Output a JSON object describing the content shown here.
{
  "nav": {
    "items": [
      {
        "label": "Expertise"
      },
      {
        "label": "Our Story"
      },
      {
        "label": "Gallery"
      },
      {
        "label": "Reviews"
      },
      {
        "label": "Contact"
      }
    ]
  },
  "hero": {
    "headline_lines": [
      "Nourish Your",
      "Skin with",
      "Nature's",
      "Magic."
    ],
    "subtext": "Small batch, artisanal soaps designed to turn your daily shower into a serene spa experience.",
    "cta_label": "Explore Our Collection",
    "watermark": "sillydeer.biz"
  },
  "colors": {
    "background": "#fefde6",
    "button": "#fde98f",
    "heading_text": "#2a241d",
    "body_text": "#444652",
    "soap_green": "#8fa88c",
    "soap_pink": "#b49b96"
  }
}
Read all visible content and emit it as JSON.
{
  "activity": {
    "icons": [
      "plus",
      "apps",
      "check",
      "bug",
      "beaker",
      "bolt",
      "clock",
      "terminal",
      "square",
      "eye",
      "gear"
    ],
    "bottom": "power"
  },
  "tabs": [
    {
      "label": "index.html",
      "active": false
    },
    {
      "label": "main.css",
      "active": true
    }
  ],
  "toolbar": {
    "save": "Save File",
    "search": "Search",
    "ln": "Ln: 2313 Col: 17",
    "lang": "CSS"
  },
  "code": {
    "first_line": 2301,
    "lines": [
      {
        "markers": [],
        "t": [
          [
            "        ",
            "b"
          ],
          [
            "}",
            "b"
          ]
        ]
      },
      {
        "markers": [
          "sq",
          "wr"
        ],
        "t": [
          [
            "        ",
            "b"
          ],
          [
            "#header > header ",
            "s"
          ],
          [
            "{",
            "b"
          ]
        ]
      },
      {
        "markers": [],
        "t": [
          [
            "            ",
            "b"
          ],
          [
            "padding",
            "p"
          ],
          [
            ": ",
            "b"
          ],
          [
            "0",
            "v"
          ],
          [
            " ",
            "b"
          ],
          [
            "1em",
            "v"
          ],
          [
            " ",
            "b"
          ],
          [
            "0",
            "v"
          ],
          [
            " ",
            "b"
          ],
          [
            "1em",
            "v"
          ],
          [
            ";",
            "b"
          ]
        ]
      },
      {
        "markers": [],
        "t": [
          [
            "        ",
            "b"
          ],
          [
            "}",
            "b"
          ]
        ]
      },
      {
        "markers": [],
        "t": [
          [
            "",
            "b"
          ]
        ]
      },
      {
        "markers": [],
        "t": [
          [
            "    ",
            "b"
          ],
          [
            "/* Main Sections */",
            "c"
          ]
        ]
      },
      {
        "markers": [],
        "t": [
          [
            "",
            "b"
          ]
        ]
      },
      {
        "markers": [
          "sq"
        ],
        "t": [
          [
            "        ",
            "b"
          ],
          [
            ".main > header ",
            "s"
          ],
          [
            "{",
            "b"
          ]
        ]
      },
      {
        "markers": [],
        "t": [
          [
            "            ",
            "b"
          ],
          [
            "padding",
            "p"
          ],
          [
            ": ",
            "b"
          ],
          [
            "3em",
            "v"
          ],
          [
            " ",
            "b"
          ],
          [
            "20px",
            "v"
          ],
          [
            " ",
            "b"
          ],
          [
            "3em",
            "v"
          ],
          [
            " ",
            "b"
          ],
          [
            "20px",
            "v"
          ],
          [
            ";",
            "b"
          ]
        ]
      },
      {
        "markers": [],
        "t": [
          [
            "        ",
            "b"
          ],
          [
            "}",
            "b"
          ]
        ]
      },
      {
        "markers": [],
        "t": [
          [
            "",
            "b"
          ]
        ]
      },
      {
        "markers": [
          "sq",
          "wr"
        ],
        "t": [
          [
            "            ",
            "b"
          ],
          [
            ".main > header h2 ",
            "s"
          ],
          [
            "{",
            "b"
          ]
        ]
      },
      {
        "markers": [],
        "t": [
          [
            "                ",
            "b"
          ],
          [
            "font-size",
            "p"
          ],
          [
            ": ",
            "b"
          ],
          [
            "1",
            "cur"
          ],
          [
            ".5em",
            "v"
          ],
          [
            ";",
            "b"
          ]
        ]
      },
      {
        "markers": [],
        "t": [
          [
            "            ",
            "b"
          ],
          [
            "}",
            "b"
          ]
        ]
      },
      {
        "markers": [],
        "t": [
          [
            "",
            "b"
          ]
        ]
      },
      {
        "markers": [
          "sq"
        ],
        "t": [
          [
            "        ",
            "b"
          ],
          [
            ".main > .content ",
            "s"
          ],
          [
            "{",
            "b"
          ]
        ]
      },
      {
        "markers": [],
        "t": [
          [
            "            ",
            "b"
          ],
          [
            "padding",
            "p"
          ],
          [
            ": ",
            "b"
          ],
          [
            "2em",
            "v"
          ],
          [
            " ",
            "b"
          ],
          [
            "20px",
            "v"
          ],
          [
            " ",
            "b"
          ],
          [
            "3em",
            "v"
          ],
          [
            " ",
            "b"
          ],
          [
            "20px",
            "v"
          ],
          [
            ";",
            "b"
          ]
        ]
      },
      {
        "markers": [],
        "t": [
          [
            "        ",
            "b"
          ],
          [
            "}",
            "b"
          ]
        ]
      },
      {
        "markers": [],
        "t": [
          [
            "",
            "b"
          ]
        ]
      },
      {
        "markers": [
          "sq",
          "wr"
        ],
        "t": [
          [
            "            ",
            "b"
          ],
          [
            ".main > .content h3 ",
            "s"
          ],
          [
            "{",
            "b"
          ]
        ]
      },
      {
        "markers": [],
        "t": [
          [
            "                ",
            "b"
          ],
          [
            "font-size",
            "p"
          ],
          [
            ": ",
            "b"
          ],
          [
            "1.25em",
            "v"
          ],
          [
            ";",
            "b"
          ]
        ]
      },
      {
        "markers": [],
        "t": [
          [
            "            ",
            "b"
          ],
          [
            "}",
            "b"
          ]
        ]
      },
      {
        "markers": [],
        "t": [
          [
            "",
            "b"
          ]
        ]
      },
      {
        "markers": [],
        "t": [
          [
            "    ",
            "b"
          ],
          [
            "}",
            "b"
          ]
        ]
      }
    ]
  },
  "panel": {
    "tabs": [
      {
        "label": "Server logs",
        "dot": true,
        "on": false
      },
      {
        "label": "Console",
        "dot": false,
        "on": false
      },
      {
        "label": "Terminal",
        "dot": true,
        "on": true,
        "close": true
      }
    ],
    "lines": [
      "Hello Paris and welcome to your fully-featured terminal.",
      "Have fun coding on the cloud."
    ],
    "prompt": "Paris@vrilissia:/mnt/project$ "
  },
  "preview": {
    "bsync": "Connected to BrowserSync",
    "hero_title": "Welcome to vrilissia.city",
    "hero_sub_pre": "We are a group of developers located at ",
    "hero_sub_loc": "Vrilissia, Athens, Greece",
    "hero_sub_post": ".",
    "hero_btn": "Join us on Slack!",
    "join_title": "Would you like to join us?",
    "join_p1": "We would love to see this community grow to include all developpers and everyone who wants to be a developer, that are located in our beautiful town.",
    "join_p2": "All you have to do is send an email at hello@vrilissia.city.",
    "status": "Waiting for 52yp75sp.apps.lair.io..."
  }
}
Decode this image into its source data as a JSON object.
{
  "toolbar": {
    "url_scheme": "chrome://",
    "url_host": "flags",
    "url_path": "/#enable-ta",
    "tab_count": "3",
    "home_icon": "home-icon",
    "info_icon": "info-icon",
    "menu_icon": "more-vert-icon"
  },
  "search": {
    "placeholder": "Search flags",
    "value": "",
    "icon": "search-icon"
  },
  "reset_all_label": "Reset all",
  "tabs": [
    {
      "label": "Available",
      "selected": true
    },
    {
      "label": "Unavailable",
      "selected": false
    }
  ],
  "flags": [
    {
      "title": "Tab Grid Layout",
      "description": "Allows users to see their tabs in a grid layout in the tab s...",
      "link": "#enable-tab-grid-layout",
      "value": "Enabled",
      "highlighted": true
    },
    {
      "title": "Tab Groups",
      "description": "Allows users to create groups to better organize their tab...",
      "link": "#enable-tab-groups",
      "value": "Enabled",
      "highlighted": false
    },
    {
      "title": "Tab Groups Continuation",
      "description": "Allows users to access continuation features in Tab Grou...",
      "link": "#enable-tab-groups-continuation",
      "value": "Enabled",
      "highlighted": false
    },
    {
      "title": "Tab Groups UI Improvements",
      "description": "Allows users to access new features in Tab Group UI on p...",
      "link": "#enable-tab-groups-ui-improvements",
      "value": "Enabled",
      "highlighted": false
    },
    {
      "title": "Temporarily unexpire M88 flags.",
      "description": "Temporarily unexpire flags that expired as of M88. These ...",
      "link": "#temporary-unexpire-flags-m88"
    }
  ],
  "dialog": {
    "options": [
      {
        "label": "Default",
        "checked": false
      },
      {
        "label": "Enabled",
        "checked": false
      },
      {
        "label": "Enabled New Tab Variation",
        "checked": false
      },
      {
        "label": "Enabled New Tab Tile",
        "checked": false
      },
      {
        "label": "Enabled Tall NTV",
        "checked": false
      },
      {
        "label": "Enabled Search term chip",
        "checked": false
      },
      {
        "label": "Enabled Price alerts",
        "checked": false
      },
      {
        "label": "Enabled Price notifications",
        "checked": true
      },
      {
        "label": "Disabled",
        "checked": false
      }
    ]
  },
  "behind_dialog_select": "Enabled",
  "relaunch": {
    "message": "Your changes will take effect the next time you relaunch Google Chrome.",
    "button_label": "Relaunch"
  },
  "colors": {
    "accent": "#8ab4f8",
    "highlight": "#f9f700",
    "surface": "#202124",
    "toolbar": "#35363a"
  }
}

════

Request —
Give only the number of lines in the entries that contain "unexpire".

Written response —
3